- Your goal
Copy all the entries word for word, but omit the pictures.

- Available records
----

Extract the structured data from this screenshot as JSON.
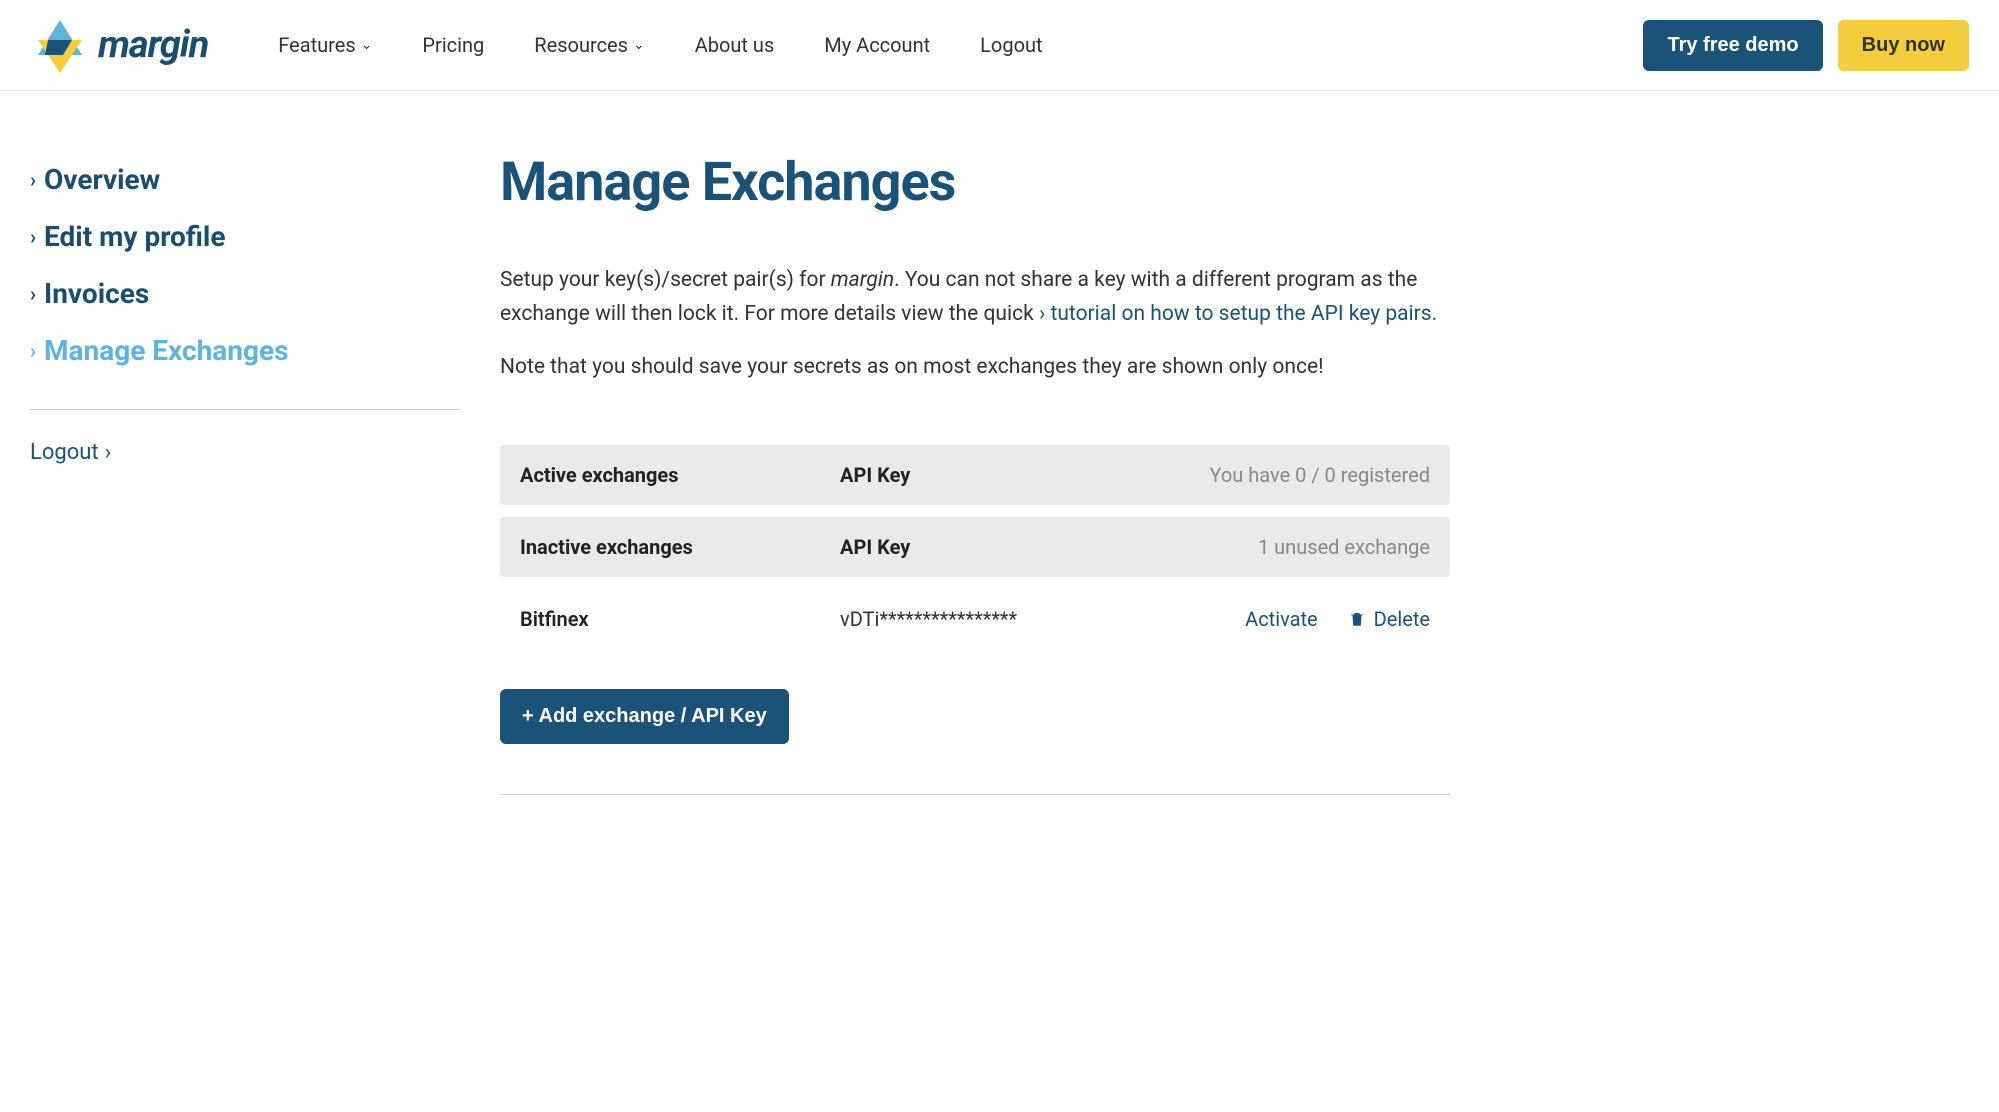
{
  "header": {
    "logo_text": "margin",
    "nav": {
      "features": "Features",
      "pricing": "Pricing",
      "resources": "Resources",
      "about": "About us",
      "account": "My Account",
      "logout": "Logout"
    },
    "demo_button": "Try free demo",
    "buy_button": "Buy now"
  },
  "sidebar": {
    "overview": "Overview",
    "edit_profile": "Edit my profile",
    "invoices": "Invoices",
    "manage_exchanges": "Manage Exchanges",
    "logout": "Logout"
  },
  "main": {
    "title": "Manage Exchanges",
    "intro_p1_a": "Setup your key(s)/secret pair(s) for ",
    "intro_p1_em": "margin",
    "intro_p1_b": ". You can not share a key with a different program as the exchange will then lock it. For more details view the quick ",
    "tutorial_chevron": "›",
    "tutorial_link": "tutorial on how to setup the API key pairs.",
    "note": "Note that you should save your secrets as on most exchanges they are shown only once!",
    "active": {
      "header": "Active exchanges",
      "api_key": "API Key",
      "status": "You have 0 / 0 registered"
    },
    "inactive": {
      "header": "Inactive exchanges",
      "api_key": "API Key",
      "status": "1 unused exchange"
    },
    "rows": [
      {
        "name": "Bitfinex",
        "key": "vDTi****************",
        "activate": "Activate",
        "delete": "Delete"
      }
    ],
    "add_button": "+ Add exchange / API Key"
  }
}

----

- Written response
Extract the structured data from this screenshot as JSON.
{
  "header": {
    "logo_text": "margin",
    "nav": {
      "features": "Features",
      "pricing": "Pricing",
      "resources": "Resources",
      "about": "About us",
      "account": "My Account",
      "logout": "Logout"
    },
    "demo_button": "Try free demo",
    "buy_button": "Buy now"
  },
  "sidebar": {
    "overview": "Overview",
    "edit_profile": "Edit my profile",
    "invoices": "Invoices",
    "manage_exchanges": "Manage Exchanges",
    "logout": "Logout"
  },
  "main": {
    "title": "Manage Exchanges",
    "intro_p1_a": "Setup your key(s)/secret pair(s) for ",
    "intro_p1_em": "margin",
    "intro_p1_b": ". You can not share a key with a different program as the exchange will then lock it. For more details view the quick ",
    "tutorial_chevron": "›",
    "tutorial_link": "tutorial on how to setup the API key pairs.",
    "note": "Note that you should save your secrets as on most exchanges they are shown only once!",
    "active": {
      "header": "Active exchanges",
      "api_key": "API Key",
      "status": "You have 0 / 0 registered"
    },
    "inactive": {
      "header": "Inactive exchanges",
      "api_key": "API Key",
      "status": "1 unused exchange"
    },
    "rows": [
      {
        "name": "Bitfinex",
        "key": "vDTi****************",
        "activate": "Activate",
        "delete": "Delete"
      }
    ],
    "add_button": "+ Add exchange / API Key"
  }
}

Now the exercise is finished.